**Materials provided**
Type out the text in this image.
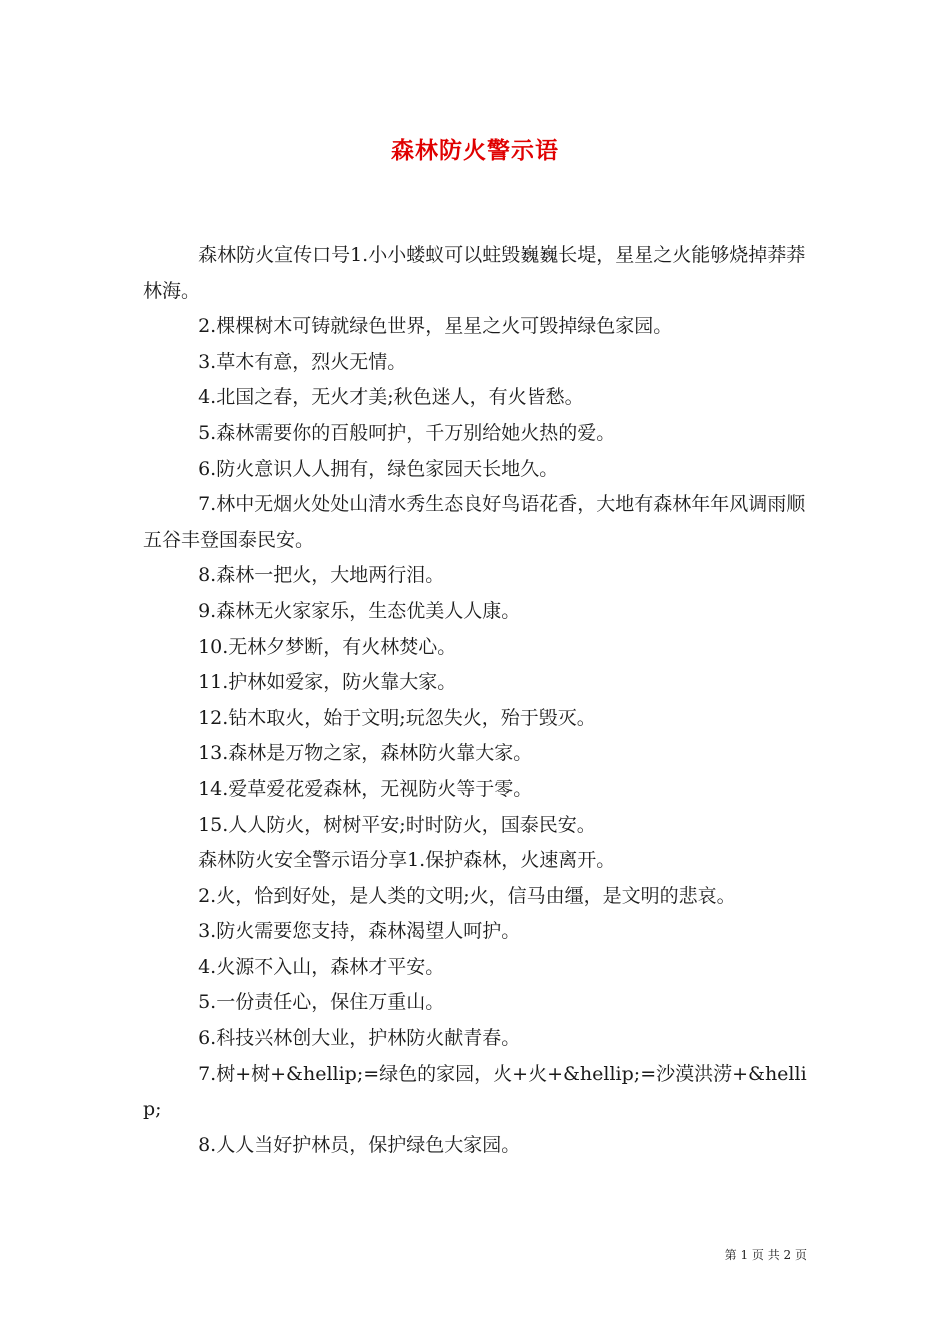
森林防火警示语

森林防火宣传口号1.小小蝼蚁可以蛀毁巍巍长堤，星星之火能够烧掉莽莽林海。

2.棵棵树木可铸就绿色世界，星星之火可毁掉绿色家园。

3.草木有意，烈火无情。

4.北国之春，无火才美;秋色迷人，有火皆愁。

5.森林需要你的百般呵护，千万别给她火热的爱。

6.防火意识人人拥有，绿色家园天长地久。

7.林中无烟火处处山清水秀生态良好鸟语花香，大地有森林年年风调雨顺五谷丰登国泰民安。

8.森林一把火，大地两行泪。

9.森林无火家家乐，生态优美人人康。

10.无林夕梦断，有火林焚心。

11.护林如爱家，防火靠大家。

12.钻木取火，始于文明;玩忽失火，殆于毁灭。

13.森林是万物之家，森林防火靠大家。

14.爱草爱花爱森林，无视防火等于零。

15.人人防火，树树平安;时时防火，国泰民安。

森林防火安全警示语分享1.保护森林，火速离开。

2.火，恰到好处，是人类的文明;火，信马由缰，是文明的悲哀。

3.防火需要您支持，森林渴望人呵护。

4.火源不入山，森林才平安。

5.一份责任心，保住万重山。

6.科技兴林创大业，护林防火献青春。

7.树+树+&hellip;=绿色的家园，火+火+&hellip;=沙漠洪涝+&hellip;

8.人人当好护林员，保护绿色大家园。

第 1 页 共 2 页
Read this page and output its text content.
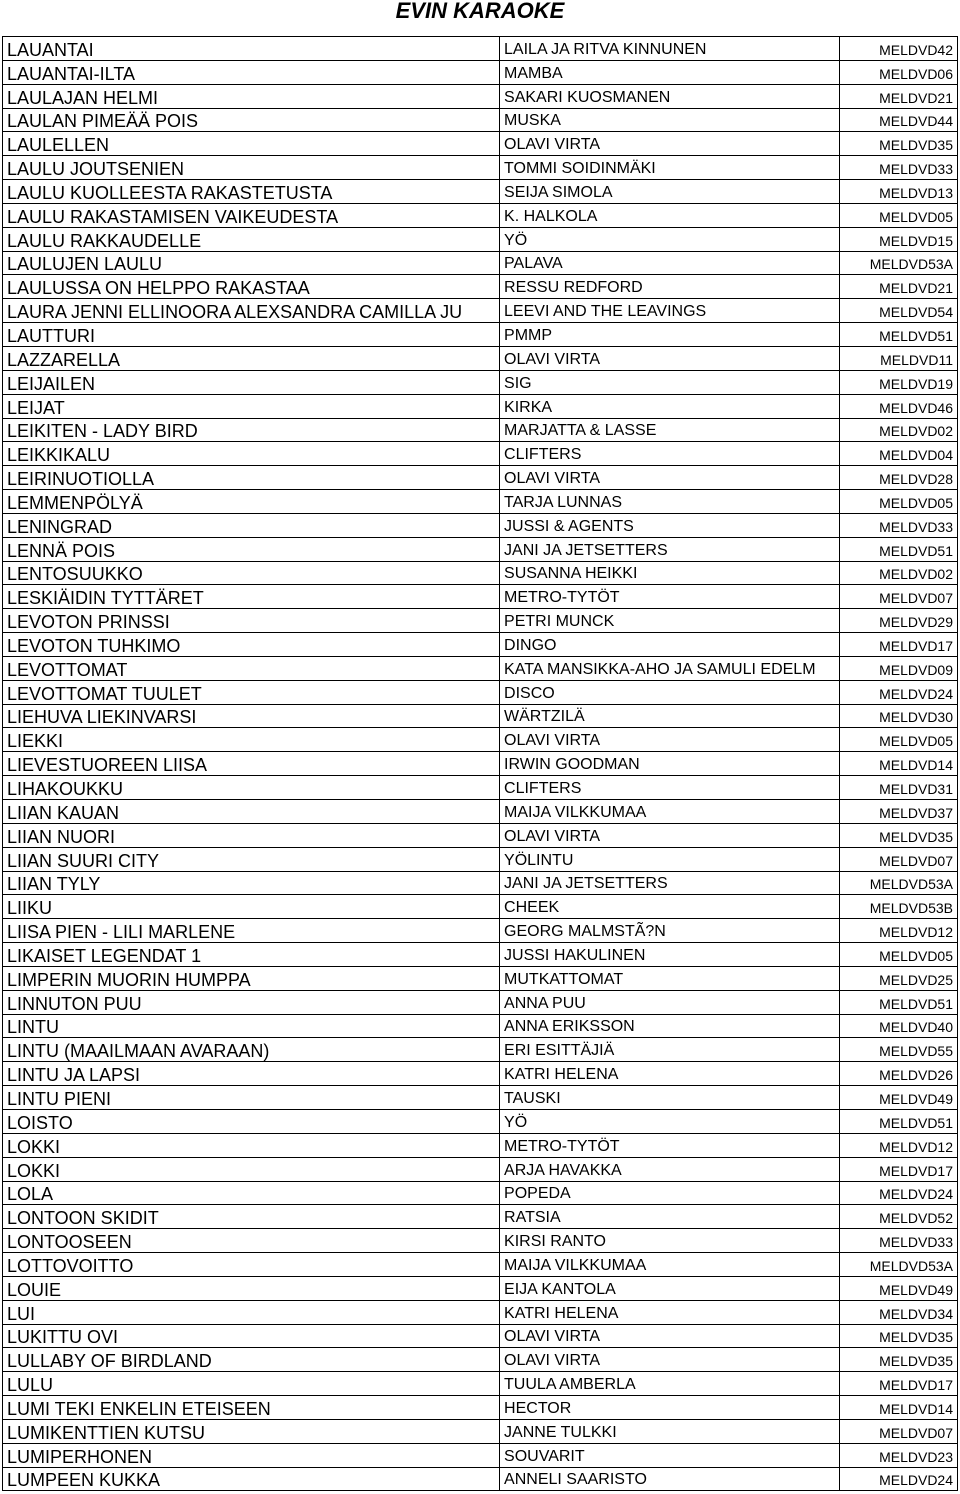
EVIN KARAOKE
LAUANTAI	LAILA JA RITVA KINNUNEN	MELDVD42
LAUANTAI-ILTA	MAMBA	MELDVD06
LAULAJAN HELMI	SAKARI KUOSMANEN	MELDVD21
LAULAN PIMEÄÄ POIS	MUSKA	MELDVD44
LAULELLEN	OLAVI VIRTA	MELDVD35
LAULU JOUTSENIEN	TOMMI SOIDINMÄKI	MELDVD33
LAULU KUOLLEESTA RAKASTETUSTA	SEIJA SIMOLA	MELDVD13
LAULU RAKASTAMISEN VAIKEUDESTA	K. HALKOLA	MELDVD05
LAULU RAKKAUDELLE	YÖ	MELDVD15
LAULUJEN LAULU	PALAVA	MELDVD53A
LAULUSSA ON HELPPO RAKASTAA	RESSU REDFORD	MELDVD21
LAURA JENNI ELLINOORA ALEXSANDRA CAMILLA JU	LEEVI AND THE LEAVINGS	MELDVD54
LAUTTURI	PMMP	MELDVD51
LAZZARELLA	OLAVI VIRTA	MELDVD11
LEIJAILEN	SIG	MELDVD19
LEIJAT	KIRKA	MELDVD46
LEIKITEN - LADY BIRD	MARJATTA & LASSE	MELDVD02
LEIKKIKALU	CLIFTERS	MELDVD04
LEIRINUOTIOLLA	OLAVI VIRTA	MELDVD28
LEMMENPÖLYÄ	TARJA LUNNAS	MELDVD05
LENINGRAD	JUSSI & AGENTS	MELDVD33
LENNÄ POIS	JANI JA JETSETTERS	MELDVD51
LENTOSUUKKO	SUSANNA HEIKKI	MELDVD02
LESKIÄIDIN TYTTÄRET	METRO-TYTÖT	MELDVD07
LEVOTON PRINSSI	PETRI MUNCK	MELDVD29
LEVOTON TUHKIMO	DINGO	MELDVD17
LEVOTTOMAT	KATA MANSIKKA-AHO JA SAMULI EDELM	MELDVD09
LEVOTTOMAT TUULET	DISCO	MELDVD24
LIEHUVA LIEKINVARSI	WÄRTZILÄ	MELDVD30
LIEKKI	OLAVI VIRTA	MELDVD05
LIEVESTUOREEN LIISA	IRWIN GOODMAN	MELDVD14
LIHAKOUKKU	CLIFTERS	MELDVD31
LIIAN KAUAN	MAIJA VILKKUMAA	MELDVD37
LIIAN NUORI	OLAVI VIRTA	MELDVD35
LIIAN SUURI CITY	YÖLINTU	MELDVD07
LIIAN TYLY	JANI JA JETSETTERS	MELDVD53A
LIIKU	CHEEK	MELDVD53B
LIISA PIEN - LILI MARLENE	GEORG MALMSTÃ?N	MELDVD12
LIKAISET LEGENDAT 1	JUSSI HAKULINEN	MELDVD05
LIMPERIN MUORIN HUMPPA	MUTKATTOMAT	MELDVD25
LINNUTON PUU	ANNA PUU	MELDVD51
LINTU	ANNA ERIKSSON	MELDVD40
LINTU (MAAILMAAN AVARAAN)	ERI ESITTÄJIÄ	MELDVD55
LINTU JA LAPSI	KATRI HELENA	MELDVD26
LINTU PIENI	TAUSKI	MELDVD49
LOISTO	YÖ	MELDVD51
LOKKI	METRO-TYTÖT	MELDVD12
LOKKI	ARJA HAVAKKA	MELDVD17
LOLA	POPEDA	MELDVD24
LONTOON SKIDIT	RATSIA	MELDVD52
LONTOOSEEN	KIRSI RANTO	MELDVD33
LOTTOVOITTO	MAIJA VILKKUMAA	MELDVD53A
LOUIE	EIJA KANTOLA	MELDVD49
LUI	KATRI HELENA	MELDVD34
LUKITTU OVI	OLAVI VIRTA	MELDVD35
LULLABY OF BIRDLAND	OLAVI VIRTA	MELDVD35
LULU	TUULA AMBERLA	MELDVD17
LUMI TEKI ENKELIN ETEISEEN	HECTOR	MELDVD14
LUMIKENTTIEN KUTSU	JANNE TULKKI	MELDVD07
LUMIPERHONEN	SOUVARIT	MELDVD23
LUMPEEN KUKKA	ANNELI SAARISTO	MELDVD24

**Do this**
Copy every line of the listing where the word "LAUANTAI" appears.

**Answer to this exercise**
LAUANTAI	LAILA JA RITVA KINNUNEN	MELDVD42
LAUANTAI-ILTA	MAMBA	MELDVD06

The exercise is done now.